• Excerpt to read:
(begin)
Another aim of the invention is to guarantee reproducibility of the deposit in terms of thickness with a light or heavy weight of the layer.

Another aim of the invention is to guarantee a useful life of the solution that meets the metallurgist's requirements.

Main Characteristic Elements of the Invention

A first aspect of the present invention relates to a method for continuously coating a substrate in motion such as a metal strip made of steel, the coating formed being an ultra-fine film of a thickness of between 10 and 100 nm, deposited on the substrate:

- from a solution containing nanoparticles of oxides,
- in conditions of controlled pH,
- said substrate being at a temperature higher than 120° C.,
- the total duration of the deposition being less than 5 seconds, preferably less than 1 second,
  characterised in that at least one chemical additive, called a “refiner”, is incorporated into said solution, said refiner having, mutatis mutandis, the effect of restricting the formation of said coating.

In the context of the invention, the substrate to be coated is either a bare metal, preferably steel, stainless steel (or “inox”), aluminum, zinc or copper; or a first metal coated with a second metal, preferably a steel strip coated with a layer of zinc, aluminum, tin, or of an alloy of at least two of these metals.
(end)
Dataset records
(begin)
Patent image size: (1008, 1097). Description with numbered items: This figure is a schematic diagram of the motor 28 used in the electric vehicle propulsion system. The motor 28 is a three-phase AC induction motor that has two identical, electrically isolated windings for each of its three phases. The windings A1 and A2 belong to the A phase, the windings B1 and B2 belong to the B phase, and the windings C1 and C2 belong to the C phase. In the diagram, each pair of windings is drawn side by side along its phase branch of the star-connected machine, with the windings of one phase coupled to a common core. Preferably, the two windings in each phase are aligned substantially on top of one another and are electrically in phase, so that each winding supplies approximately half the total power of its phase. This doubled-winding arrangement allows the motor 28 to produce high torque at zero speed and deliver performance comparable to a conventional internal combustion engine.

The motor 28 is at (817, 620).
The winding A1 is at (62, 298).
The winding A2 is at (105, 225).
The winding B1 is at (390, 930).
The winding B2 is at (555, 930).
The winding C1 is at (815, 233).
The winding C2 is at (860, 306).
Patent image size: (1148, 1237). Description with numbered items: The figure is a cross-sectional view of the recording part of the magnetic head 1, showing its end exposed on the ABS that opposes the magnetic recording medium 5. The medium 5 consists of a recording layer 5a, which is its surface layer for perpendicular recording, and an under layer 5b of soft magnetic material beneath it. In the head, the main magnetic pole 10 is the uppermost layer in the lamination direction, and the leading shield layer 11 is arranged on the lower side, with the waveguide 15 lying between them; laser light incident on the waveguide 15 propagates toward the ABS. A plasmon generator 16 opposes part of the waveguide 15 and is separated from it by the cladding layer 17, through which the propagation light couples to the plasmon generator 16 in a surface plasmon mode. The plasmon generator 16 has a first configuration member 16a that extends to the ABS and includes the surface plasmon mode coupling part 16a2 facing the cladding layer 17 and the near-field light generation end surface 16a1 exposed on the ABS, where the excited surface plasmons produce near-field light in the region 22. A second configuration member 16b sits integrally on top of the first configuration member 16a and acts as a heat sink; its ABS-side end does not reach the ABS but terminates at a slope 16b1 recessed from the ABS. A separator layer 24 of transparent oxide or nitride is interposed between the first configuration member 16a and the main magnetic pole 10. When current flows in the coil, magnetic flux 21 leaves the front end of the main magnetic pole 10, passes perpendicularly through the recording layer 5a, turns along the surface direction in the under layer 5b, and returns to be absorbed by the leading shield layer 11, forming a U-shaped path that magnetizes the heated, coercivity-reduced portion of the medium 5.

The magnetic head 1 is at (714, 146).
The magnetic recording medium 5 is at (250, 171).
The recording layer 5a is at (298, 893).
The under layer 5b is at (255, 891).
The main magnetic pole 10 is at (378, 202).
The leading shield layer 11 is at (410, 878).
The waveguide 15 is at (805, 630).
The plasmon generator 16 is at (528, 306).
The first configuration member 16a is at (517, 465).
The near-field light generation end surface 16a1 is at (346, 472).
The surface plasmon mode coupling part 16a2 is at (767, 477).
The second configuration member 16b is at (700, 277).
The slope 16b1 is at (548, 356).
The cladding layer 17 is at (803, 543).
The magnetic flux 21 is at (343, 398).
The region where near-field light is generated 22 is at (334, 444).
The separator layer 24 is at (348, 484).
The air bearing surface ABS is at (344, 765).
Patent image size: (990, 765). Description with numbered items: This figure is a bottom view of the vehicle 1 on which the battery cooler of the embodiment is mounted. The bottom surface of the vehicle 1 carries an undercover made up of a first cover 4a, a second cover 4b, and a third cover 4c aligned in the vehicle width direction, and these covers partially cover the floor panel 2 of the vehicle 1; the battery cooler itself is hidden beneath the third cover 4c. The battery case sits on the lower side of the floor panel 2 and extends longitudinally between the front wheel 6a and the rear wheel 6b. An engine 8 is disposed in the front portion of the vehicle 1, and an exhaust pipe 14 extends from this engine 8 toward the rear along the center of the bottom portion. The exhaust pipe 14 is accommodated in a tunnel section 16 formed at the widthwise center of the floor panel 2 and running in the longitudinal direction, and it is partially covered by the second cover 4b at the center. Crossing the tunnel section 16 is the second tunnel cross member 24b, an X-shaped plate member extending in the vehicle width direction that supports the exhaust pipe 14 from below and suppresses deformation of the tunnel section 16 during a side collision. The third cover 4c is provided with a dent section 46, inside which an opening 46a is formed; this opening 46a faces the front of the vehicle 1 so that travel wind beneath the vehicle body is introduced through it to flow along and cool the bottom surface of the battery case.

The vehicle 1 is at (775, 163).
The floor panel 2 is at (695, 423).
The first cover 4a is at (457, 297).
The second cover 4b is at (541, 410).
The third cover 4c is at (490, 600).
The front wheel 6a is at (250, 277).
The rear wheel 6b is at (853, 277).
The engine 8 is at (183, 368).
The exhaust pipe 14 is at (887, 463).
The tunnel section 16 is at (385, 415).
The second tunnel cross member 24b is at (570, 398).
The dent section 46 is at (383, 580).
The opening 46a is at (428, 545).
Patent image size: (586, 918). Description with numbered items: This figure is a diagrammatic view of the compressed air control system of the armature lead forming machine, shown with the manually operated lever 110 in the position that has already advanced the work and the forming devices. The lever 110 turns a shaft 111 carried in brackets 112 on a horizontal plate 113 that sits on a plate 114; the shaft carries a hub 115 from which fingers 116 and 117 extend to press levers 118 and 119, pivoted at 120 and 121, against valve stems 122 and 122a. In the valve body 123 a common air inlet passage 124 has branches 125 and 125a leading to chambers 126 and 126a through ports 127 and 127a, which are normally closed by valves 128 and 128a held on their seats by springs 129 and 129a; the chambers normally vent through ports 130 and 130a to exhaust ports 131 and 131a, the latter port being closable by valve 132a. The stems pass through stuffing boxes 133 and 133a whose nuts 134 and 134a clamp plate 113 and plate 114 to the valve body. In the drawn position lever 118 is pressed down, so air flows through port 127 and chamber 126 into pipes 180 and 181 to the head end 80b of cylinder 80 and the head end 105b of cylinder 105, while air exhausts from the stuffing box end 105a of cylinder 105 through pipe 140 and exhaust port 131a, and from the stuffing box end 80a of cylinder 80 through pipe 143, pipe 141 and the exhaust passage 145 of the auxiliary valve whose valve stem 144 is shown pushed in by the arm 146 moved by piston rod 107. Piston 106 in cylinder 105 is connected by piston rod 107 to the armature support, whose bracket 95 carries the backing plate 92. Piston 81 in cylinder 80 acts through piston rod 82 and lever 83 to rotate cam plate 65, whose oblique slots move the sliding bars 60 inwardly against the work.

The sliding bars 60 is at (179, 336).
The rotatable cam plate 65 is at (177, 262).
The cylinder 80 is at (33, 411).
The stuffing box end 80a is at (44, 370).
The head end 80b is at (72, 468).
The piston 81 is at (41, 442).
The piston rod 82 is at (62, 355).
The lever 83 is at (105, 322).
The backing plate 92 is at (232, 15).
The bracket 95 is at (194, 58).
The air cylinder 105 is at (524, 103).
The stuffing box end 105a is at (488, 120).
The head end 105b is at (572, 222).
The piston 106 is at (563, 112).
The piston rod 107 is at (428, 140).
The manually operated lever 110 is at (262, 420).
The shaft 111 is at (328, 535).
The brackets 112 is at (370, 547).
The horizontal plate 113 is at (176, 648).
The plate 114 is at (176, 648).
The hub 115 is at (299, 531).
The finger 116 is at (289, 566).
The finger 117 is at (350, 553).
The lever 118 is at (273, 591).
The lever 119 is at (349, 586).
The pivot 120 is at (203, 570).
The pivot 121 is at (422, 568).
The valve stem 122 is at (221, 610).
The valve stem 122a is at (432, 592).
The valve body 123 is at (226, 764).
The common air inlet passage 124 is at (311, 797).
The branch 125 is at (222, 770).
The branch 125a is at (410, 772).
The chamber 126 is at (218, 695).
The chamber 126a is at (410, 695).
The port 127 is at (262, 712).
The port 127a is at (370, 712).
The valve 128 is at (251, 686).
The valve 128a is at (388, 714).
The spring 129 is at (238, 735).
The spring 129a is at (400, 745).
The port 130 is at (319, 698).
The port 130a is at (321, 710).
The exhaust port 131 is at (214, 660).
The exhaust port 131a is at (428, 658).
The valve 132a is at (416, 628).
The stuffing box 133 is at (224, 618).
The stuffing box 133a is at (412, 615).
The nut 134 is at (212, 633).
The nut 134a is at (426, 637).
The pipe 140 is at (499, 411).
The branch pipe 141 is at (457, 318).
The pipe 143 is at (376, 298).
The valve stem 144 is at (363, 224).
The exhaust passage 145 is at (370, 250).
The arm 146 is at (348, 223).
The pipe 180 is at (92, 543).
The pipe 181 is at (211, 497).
(end)
• Exercise instructions:
Answer these questions using the coating excerpt.
(a) What thickness range does the excerpt give for the ultra-fine film?
(b) What name is given to the chemical additive incorporated into the solution?
(c) With which metals may a steel strip be coated when it serves as the substrate?
These records have no connection to the text.

• Solution to the exercise:
(a) Between 10 and 100 nm.
(b) A "refiner."
(c) Zinc, aluminum, tin, or an alloy of at least two of these metals.